# [Given request]
Each entry below should be written out exactly as it is, with no pictures.

# [Collection entries]
--
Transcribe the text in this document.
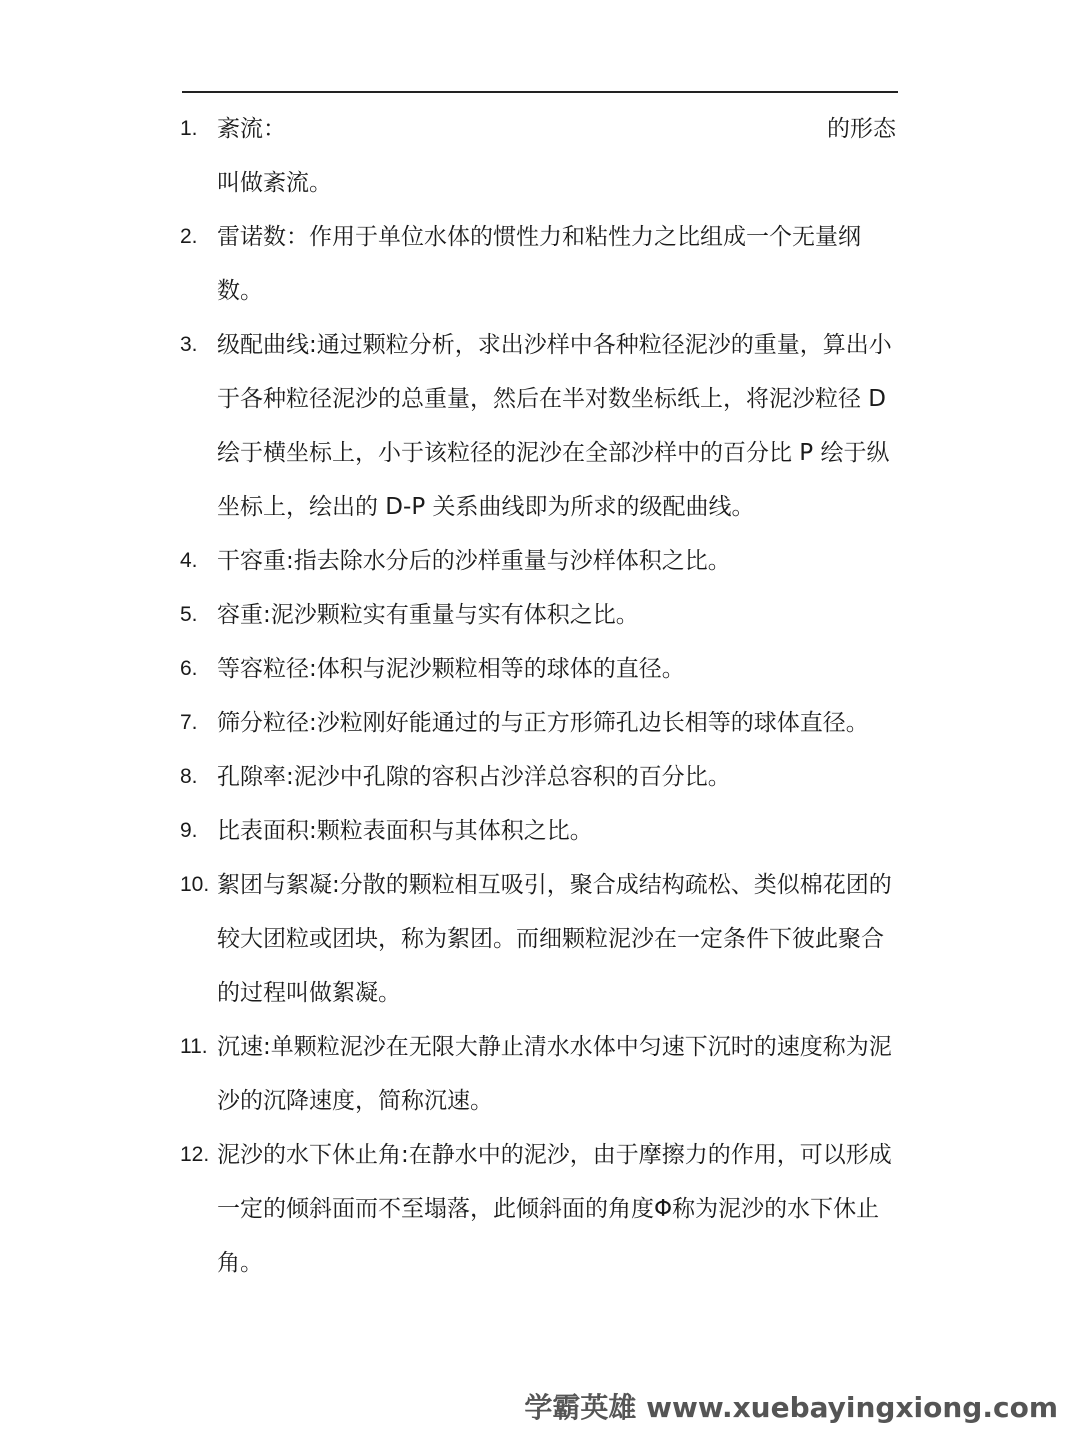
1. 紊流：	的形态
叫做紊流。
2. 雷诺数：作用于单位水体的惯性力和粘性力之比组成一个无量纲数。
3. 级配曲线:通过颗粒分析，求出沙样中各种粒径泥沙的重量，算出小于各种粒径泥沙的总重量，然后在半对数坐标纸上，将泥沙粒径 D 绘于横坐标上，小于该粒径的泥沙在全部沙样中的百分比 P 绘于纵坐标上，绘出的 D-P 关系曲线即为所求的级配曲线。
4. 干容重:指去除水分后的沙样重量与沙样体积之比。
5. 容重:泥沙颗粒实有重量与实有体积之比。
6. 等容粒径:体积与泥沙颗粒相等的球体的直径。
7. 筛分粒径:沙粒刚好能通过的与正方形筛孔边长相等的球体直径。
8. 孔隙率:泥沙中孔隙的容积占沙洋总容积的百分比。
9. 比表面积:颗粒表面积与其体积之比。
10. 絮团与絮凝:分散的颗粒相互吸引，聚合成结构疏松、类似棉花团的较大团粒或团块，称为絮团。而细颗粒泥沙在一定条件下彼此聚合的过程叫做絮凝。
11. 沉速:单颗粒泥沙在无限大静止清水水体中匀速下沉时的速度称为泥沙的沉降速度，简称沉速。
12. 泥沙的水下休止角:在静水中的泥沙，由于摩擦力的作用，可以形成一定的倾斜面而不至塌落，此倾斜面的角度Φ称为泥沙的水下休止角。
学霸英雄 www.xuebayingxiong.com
--
# [Worked answer]
Transcribe the text in this document.
1. 紊流：	的形态
叫做紊流。
2. 雷诺数：作用于单位水体的惯性力和粘性力之比组成一个无量纲数。
3. 级配曲线:通过颗粒分析，求出沙样中各种粒径泥沙的重量，算出小于各种粒径泥沙的总重量，然后在半对数坐标纸上，将泥沙粒径 D 绘于横坐标上，小于该粒径的泥沙在全部沙样中的百分比 P 绘于纵坐标上，绘出的 D-P 关系曲线即为所求的级配曲线。
4. 干容重:指去除水分后的沙样重量与沙样体积之比。
5. 容重:泥沙颗粒实有重量与实有体积之比。
6. 等容粒径:体积与泥沙颗粒相等的球体的直径。
7. 筛分粒径:沙粒刚好能通过的与正方形筛孔边长相等的球体直径。
8. 孔隙率:泥沙中孔隙的容积占沙洋总容积的百分比。
9. 比表面积:颗粒表面积与其体积之比。
10. 絮团与絮凝:分散的颗粒相互吸引，聚合成结构疏松、类似棉花团的较大团粒或团块，称为絮团。而细颗粒泥沙在一定条件下彼此聚合的过程叫做絮凝。
11. 沉速:单颗粒泥沙在无限大静止清水水体中匀速下沉时的速度称为泥沙的沉降速度，简称沉速。
12. 泥沙的水下休止角:在静水中的泥沙，由于摩擦力的作用，可以形成一定的倾斜面而不至塌落，此倾斜面的角度Φ称为泥沙的水下休止角。
学霸英雄 www.xuebayingxiong.com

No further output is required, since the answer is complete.